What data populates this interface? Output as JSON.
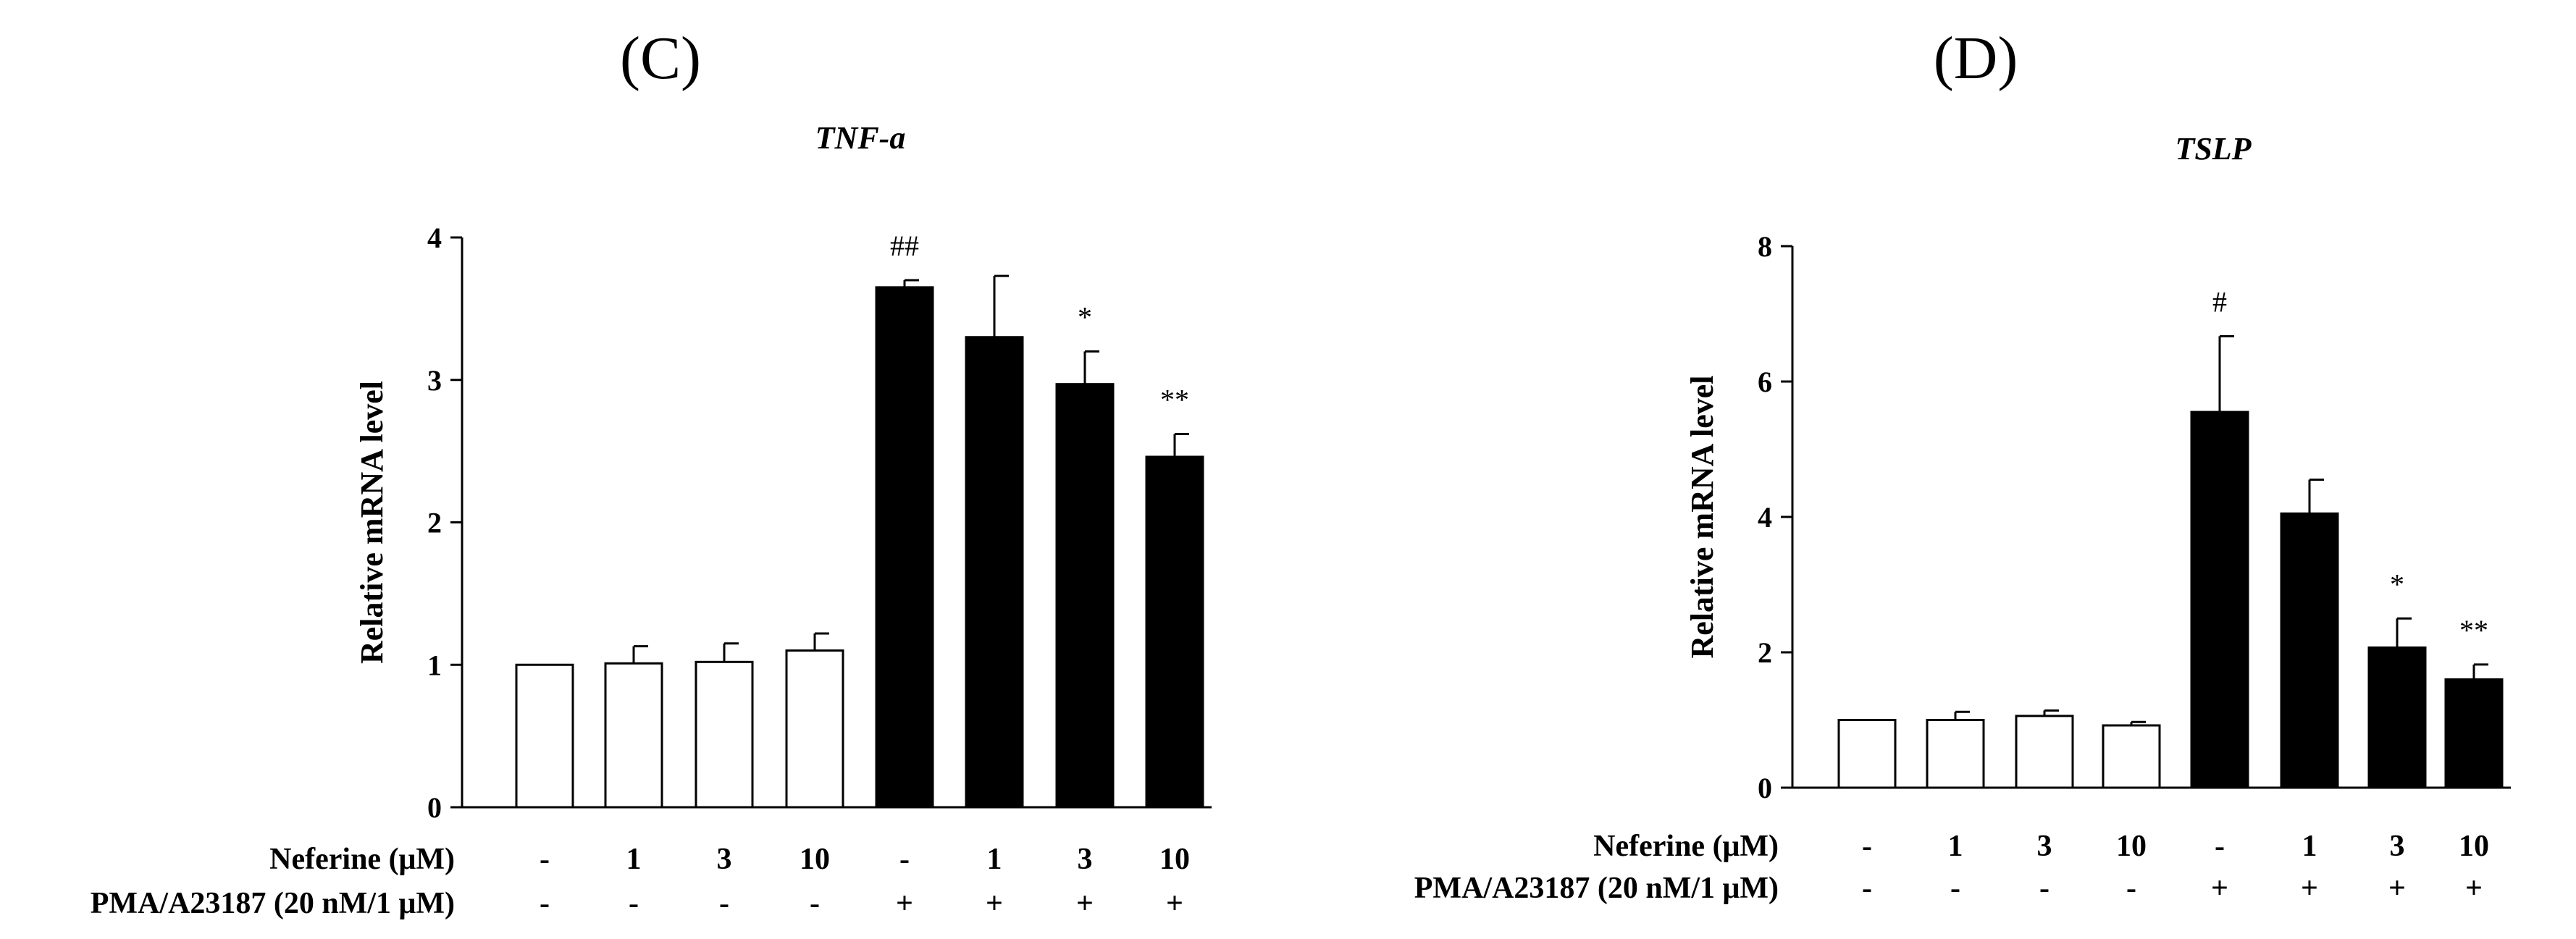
{
  "figure": {
    "panels": [
      {
        "label": "(C)"
      },
      {
        "label": "(D)"
      }
    ]
  },
  "treatment_rows": [
    {
      "label": "Neferine (μM)",
      "values": [
        "-",
        "1",
        "3",
        "10",
        "-",
        "1",
        "3",
        "10"
      ]
    },
    {
      "label": "PMA/A23187 (20 nM/1 μM)",
      "values": [
        "-",
        "-",
        "-",
        "-",
        "+",
        "+",
        "+",
        "+"
      ]
    }
  ],
  "colors": {
    "untreated_bar": "#ffffff",
    "treated_bar": "#000000",
    "outline": "#000000"
  },
  "chart_data": [
    {
      "type": "bar",
      "title": "TNF-a",
      "xlabel": "",
      "ylabel": "Relative mRNA level",
      "ylim": [
        0,
        4
      ],
      "yticks": [
        "0",
        "1",
        "2",
        "3",
        "4"
      ],
      "grid": false,
      "values": [
        1.0,
        1.01,
        1.02,
        1.1,
        3.65,
        3.3,
        2.97,
        2.46
      ],
      "errors": [
        0.0,
        0.12,
        0.13,
        0.12,
        0.05,
        0.43,
        0.23,
        0.16
      ],
      "bar_fill": [
        "white",
        "white",
        "white",
        "white",
        "black",
        "black",
        "black",
        "black"
      ],
      "annotations": [
        "",
        "",
        "",
        "",
        "##",
        "",
        "*",
        "**"
      ]
    },
    {
      "type": "bar",
      "title": "TSLP",
      "xlabel": "",
      "ylabel": "Relative mRNA level",
      "ylim": [
        0,
        8
      ],
      "yticks": [
        "0",
        "2",
        "4",
        "6",
        "8"
      ],
      "grid": false,
      "values": [
        1.0,
        1.0,
        1.06,
        0.92,
        5.55,
        4.05,
        2.07,
        1.6
      ],
      "errors": [
        0.0,
        0.12,
        0.08,
        0.05,
        1.12,
        0.5,
        0.43,
        0.22
      ],
      "bar_fill": [
        "white",
        "white",
        "white",
        "white",
        "black",
        "black",
        "black",
        "black"
      ],
      "annotations": [
        "#",
        "",
        "",
        "",
        "#",
        "",
        "*",
        "**"
      ]
    }
  ]
}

================================

ASSIGNMENT: Copy out the entries exactly as they stand, omitting the images.

ANSWER SPACE:
What data populates this interface? Output as JSON.
{
  "figure": {
    "panels": [
      {
        "label": "(C)"
      },
      {
        "label": "(D)"
      }
    ]
  },
  "treatment_rows": [
    {
      "label": "Neferine (μM)",
      "values": [
        "-",
        "1",
        "3",
        "10",
        "-",
        "1",
        "3",
        "10"
      ]
    },
    {
      "label": "PMA/A23187 (20 nM/1 μM)",
      "values": [
        "-",
        "-",
        "-",
        "-",
        "+",
        "+",
        "+",
        "+"
      ]
    }
  ],
  "colors": {
    "untreated_bar": "#ffffff",
    "treated_bar": "#000000",
    "outline": "#000000"
  },
  "chart_data": [
    {
      "type": "bar",
      "title": "TNF-a",
      "xlabel": "",
      "ylabel": "Relative mRNA level",
      "ylim": [
        0,
        4
      ],
      "yticks": [
        "0",
        "1",
        "2",
        "3",
        "4"
      ],
      "grid": false,
      "values": [
        1.0,
        1.01,
        1.02,
        1.1,
        3.65,
        3.3,
        2.97,
        2.46
      ],
      "errors": [
        0.0,
        0.12,
        0.13,
        0.12,
        0.05,
        0.43,
        0.23,
        0.16
      ],
      "bar_fill": [
        "white",
        "white",
        "white",
        "white",
        "black",
        "black",
        "black",
        "black"
      ],
      "annotations": [
        "",
        "",
        "",
        "",
        "##",
        "",
        "*",
        "**"
      ]
    },
    {
      "type": "bar",
      "title": "TSLP",
      "xlabel": "",
      "ylabel": "Relative mRNA level",
      "ylim": [
        0,
        8
      ],
      "yticks": [
        "0",
        "2",
        "4",
        "6",
        "8"
      ],
      "grid": false,
      "values": [
        1.0,
        1.0,
        1.06,
        0.92,
        5.55,
        4.05,
        2.07,
        1.6
      ],
      "errors": [
        0.0,
        0.12,
        0.08,
        0.05,
        1.12,
        0.5,
        0.43,
        0.22
      ],
      "bar_fill": [
        "white",
        "white",
        "white",
        "white",
        "black",
        "black",
        "black",
        "black"
      ],
      "annotations": [
        "#",
        "",
        "",
        "",
        "#",
        "",
        "*",
        "**"
      ]
    }
  ]
}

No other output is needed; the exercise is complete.